**Task description**. Produce an exact copy of the lines from the line containing "What data populates" through the last line of the entries below, and only those lines.

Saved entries
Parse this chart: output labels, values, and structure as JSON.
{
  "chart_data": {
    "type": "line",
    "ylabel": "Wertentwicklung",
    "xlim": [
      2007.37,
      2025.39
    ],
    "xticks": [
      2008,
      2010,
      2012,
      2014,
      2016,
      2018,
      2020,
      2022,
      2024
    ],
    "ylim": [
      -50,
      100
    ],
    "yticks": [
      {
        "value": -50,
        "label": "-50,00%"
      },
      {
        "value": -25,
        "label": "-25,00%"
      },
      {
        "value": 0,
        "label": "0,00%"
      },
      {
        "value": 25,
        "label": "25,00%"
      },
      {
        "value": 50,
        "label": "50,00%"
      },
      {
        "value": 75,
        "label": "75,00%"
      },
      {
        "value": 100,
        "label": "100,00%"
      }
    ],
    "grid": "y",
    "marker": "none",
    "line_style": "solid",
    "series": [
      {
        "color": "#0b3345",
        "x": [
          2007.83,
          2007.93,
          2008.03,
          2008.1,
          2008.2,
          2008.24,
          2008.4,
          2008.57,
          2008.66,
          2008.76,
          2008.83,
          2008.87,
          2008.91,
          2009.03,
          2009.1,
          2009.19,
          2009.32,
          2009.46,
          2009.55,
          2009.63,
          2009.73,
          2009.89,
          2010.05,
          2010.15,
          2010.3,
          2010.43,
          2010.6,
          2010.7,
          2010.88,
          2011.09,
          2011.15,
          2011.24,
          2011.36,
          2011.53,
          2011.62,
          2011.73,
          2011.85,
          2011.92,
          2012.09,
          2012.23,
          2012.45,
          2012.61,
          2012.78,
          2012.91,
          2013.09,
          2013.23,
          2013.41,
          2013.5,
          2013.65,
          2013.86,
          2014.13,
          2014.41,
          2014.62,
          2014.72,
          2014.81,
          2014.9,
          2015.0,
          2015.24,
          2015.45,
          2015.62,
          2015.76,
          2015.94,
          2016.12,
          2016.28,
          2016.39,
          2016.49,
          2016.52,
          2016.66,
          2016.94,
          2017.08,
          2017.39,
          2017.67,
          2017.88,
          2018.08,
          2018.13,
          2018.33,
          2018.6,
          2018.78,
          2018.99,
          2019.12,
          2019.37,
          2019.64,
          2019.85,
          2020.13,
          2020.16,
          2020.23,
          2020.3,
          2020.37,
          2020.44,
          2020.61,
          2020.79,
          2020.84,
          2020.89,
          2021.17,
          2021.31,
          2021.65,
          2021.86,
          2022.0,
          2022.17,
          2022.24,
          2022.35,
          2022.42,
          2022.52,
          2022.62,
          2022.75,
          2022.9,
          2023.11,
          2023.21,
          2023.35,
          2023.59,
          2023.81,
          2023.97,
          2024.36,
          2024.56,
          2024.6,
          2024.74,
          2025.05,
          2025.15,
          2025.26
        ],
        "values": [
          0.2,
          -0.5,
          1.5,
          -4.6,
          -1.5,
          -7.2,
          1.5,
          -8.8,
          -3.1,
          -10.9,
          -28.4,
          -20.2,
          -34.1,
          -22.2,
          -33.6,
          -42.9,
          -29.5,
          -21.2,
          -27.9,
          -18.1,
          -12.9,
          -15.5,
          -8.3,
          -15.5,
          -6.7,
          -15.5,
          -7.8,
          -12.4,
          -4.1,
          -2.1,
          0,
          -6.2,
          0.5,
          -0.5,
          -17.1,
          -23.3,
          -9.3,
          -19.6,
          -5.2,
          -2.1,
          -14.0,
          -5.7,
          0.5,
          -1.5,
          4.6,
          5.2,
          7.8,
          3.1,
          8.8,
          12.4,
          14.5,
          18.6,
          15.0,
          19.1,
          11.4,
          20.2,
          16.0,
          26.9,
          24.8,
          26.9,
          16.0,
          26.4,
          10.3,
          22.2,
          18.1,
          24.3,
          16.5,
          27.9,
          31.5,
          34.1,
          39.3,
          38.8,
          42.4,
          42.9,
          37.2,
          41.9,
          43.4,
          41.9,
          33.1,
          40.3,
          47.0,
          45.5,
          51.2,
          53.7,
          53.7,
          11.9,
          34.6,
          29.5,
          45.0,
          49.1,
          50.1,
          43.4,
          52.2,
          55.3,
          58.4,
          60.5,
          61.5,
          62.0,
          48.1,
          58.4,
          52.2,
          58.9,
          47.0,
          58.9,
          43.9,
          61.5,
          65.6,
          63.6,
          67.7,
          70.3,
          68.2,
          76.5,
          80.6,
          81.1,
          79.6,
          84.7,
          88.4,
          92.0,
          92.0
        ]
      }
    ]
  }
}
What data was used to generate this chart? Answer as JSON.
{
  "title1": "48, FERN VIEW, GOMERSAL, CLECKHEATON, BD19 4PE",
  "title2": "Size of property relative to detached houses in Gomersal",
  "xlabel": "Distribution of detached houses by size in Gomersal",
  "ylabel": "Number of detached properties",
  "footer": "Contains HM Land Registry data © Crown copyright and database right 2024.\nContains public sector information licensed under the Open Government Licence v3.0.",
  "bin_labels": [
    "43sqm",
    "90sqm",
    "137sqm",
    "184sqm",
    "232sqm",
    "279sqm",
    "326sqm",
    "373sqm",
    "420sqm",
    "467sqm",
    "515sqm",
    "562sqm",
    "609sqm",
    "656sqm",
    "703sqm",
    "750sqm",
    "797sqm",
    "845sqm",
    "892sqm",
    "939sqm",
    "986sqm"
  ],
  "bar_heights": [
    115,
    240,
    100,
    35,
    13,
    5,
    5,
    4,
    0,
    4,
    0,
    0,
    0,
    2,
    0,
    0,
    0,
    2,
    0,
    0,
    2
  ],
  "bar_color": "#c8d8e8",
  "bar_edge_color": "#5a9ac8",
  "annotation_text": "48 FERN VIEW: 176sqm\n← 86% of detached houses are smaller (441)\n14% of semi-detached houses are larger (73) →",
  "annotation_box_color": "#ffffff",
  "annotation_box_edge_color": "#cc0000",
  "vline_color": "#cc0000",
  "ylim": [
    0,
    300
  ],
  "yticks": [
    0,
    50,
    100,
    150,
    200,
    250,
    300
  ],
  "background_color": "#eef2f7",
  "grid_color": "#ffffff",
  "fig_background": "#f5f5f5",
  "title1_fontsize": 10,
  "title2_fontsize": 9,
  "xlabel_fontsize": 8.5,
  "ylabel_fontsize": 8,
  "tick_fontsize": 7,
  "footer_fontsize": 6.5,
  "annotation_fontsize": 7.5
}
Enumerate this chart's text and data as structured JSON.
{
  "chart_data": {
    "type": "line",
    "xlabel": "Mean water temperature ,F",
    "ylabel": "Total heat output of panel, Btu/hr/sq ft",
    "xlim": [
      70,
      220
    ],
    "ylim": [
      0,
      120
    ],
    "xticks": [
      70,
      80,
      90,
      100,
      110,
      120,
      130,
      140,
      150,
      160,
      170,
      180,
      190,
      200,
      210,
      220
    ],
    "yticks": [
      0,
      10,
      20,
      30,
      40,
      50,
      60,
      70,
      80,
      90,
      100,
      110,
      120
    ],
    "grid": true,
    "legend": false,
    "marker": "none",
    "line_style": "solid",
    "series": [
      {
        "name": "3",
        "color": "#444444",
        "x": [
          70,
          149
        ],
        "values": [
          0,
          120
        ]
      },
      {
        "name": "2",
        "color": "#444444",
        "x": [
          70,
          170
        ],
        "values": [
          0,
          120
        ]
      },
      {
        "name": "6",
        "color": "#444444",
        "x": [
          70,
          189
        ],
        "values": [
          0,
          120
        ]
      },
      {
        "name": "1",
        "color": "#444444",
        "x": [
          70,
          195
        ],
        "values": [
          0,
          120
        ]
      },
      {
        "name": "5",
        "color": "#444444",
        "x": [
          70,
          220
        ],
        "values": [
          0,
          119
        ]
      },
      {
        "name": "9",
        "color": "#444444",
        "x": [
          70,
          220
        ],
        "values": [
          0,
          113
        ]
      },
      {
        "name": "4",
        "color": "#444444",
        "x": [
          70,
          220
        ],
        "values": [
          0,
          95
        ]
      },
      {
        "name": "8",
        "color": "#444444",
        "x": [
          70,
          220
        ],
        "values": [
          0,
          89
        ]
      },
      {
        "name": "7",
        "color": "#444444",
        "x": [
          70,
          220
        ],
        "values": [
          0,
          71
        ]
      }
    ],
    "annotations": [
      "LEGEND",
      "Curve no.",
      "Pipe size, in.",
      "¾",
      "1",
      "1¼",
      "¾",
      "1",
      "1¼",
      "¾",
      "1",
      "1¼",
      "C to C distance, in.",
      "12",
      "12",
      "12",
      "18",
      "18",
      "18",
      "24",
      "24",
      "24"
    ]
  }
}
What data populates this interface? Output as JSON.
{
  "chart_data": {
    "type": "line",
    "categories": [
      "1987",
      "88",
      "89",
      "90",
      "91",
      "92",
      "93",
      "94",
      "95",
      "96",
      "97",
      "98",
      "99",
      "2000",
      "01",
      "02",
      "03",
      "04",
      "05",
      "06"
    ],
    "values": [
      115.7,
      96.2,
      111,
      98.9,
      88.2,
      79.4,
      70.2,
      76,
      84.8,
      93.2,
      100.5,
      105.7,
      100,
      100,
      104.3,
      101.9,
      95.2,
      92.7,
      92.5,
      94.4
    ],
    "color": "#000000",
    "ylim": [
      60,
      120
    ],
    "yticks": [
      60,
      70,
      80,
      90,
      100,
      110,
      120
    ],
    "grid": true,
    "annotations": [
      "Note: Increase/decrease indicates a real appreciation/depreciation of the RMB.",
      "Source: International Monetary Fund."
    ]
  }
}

**Complete answer**.
What data populates this interface? Output as JSON.
{
  "chart_data": {
    "type": "line",
    "categories": [
      "1987",
      "88",
      "89",
      "90",
      "91",
      "92",
      "93",
      "94",
      "95",
      "96",
      "97",
      "98",
      "99",
      "2000",
      "01",
      "02",
      "03",
      "04",
      "05",
      "06"
    ],
    "values": [
      115.7,
      96.2,
      111,
      98.9,
      88.2,
      79.4,
      70.2,
      76,
      84.8,
      93.2,
      100.5,
      105.7,
      100,
      100,
      104.3,
      101.9,
      95.2,
      92.7,
      92.5,
      94.4
    ],
    "color": "#000000",
    "ylim": [
      60,
      120
    ],
    "yticks": [
      60,
      70,
      80,
      90,
      100,
      110,
      120
    ],
    "grid": true,
    "annotations": [
      "Note: Increase/decrease indicates a real appreciation/depreciation of the RMB.",
      "Source: International Monetary Fund."
    ]
  }
}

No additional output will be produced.